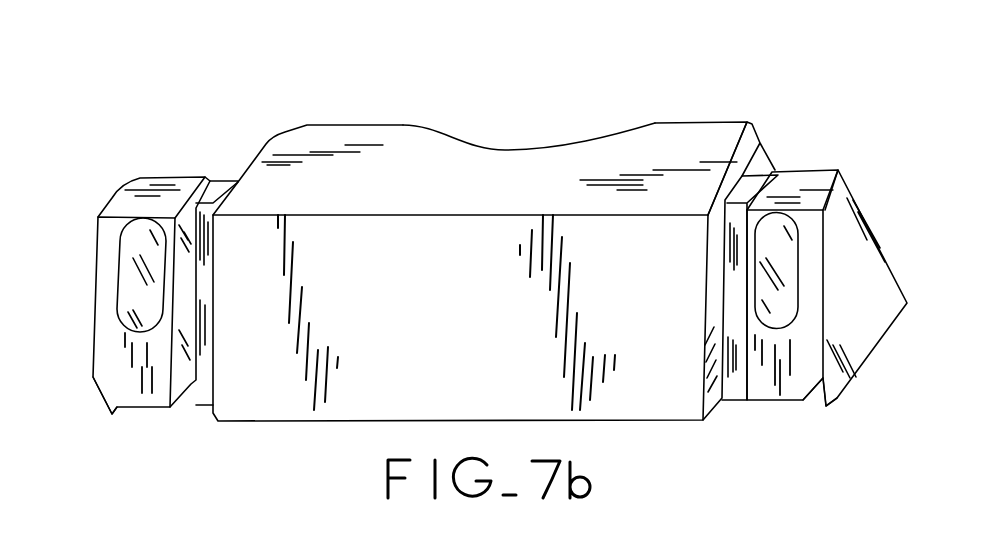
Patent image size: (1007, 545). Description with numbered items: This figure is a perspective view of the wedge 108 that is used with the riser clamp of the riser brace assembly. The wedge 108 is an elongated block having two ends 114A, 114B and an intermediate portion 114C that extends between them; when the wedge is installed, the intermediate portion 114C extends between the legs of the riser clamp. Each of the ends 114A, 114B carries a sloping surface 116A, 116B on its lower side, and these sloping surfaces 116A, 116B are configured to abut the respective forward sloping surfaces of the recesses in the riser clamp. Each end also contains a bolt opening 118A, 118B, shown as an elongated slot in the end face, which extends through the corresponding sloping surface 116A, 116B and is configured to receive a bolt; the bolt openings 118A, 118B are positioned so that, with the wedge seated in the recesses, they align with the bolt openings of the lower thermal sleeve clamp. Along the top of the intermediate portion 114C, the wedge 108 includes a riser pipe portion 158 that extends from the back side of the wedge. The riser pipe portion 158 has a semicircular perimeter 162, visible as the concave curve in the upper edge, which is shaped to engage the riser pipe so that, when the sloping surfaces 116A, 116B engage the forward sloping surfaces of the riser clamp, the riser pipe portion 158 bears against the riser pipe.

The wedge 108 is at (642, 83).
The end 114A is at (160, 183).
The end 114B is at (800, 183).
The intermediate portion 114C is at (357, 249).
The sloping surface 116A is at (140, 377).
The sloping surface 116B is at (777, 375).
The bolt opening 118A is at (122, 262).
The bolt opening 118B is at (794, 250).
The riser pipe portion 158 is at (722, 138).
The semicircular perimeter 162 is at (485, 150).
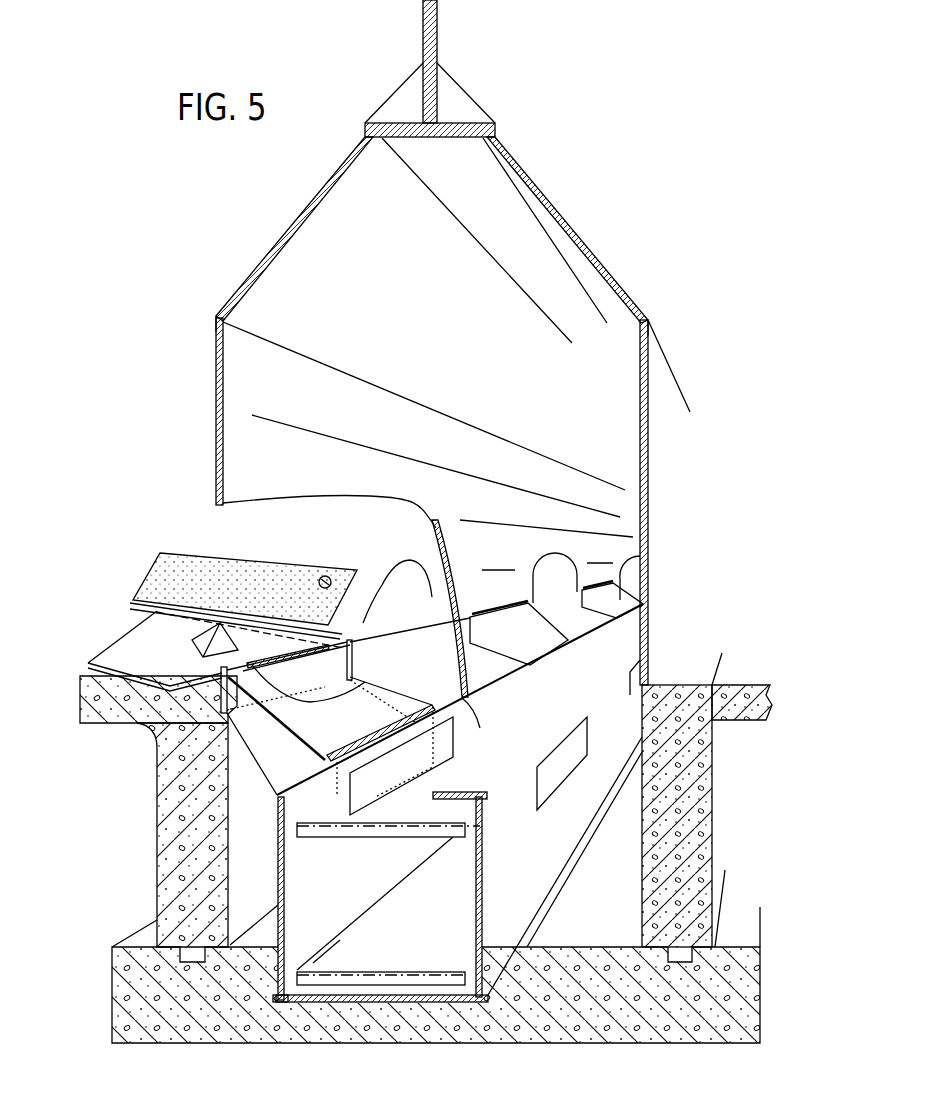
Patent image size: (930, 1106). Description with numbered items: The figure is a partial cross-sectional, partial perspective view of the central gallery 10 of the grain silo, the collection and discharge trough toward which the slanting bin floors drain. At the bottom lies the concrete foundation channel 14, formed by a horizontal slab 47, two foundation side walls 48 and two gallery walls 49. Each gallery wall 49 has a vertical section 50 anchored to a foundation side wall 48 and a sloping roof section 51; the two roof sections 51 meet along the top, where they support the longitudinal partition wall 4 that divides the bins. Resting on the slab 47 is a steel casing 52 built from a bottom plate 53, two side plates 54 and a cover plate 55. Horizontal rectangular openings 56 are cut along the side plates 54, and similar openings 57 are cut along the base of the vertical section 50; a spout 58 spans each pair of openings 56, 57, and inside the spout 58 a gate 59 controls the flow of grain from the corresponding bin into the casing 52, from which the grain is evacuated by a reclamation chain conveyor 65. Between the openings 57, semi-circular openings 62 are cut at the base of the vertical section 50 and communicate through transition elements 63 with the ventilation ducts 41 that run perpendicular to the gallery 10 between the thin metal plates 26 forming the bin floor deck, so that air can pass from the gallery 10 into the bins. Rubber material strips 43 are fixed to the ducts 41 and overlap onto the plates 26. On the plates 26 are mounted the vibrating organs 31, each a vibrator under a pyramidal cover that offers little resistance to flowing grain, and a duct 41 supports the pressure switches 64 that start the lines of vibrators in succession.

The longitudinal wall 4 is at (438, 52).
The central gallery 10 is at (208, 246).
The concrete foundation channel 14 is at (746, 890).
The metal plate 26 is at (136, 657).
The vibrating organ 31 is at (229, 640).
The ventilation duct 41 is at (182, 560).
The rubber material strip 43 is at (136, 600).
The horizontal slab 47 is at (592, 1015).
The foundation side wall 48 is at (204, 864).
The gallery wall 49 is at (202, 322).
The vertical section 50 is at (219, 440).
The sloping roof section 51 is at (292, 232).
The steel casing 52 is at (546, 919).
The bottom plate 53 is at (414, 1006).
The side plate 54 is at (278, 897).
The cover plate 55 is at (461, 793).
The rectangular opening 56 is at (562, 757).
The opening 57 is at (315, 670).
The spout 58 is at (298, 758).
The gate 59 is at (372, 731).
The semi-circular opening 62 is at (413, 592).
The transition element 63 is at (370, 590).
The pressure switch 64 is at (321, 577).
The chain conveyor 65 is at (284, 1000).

* * *

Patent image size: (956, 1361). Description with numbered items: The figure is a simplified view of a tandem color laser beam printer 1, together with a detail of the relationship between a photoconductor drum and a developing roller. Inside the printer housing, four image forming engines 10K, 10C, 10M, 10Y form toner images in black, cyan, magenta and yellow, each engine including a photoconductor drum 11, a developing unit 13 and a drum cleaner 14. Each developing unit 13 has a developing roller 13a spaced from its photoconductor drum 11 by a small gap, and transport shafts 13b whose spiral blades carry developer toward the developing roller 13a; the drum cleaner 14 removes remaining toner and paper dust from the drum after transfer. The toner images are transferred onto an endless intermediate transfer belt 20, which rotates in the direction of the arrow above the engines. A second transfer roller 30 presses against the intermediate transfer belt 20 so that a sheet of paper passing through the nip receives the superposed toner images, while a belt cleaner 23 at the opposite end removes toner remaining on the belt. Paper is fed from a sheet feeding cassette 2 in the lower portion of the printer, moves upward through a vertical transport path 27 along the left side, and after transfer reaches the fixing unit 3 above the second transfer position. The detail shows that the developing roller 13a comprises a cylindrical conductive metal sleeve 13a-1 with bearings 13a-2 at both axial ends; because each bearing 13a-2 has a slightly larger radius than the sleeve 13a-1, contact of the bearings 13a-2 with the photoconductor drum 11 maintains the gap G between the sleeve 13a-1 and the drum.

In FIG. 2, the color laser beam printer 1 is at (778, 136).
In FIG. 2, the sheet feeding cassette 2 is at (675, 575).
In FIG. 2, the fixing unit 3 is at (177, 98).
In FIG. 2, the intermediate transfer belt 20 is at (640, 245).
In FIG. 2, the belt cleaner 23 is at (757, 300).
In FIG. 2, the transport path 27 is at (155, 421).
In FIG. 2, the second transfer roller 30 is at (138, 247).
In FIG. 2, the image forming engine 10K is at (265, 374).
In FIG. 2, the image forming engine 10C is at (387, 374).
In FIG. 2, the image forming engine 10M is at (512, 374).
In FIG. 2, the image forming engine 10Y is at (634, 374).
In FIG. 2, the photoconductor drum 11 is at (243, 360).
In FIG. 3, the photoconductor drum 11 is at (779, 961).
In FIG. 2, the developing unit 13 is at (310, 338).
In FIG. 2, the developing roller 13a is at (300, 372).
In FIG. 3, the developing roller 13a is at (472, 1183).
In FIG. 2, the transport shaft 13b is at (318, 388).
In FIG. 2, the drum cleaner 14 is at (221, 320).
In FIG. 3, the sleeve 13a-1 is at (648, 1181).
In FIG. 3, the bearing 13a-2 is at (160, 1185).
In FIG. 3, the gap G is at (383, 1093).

*WRITTEN REQUEST*
Copy the stretch of the listing above from the line containing "Patent image size: (1007, 545)." through the line containing "The intermediate portion 114C is", reproducing each line unchanged and nothing else.

*SOLVED EXERCISE*
Patent image size: (1007, 545). Description with numbered items: This figure is a perspective view of the wedge 108 that is used with the riser clamp of the riser brace assembly. The wedge 108 is an elongated block having two ends 114A, 114B and an intermediate portion 114C that extends between them; when the wedge is installed, the intermediate portion 114C extends between the legs of the riser clamp. Each of the ends 114A, 114B carries a sloping surface 116A, 116B on its lower side, and these sloping surfaces 116A, 116B are configured to abut the respective forward sloping surfaces of the recesses in the riser clamp. Each end also contains a bolt opening 118A, 118B, shown as an elongated slot in the end face, which extends through the corresponding sloping surface 116A, 116B and is configured to receive a bolt; the bolt openings 118A, 118B are positioned so that, with the wedge seated in the recesses, they align with the bolt openings of the lower thermal sleeve clamp. Along the top of the intermediate portion 114C, the wedge 108 includes a riser pipe portion 158 that extends from the back side of the wedge. The riser pipe portion 158 has a semicircular perimeter 162, visible as the concave curve in the upper edge, which is shaped to engage the riser pipe so that, when the sloping surfaces 116A, 116B engage the forward sloping surfaces of the riser clamp, the riser pipe portion 158 bears against the riser pipe.

The wedge 108 is at (642, 83).
The end 114A is at (160, 183).
The end 114B is at (800, 183).
The intermediate portion 114C is at (357, 249).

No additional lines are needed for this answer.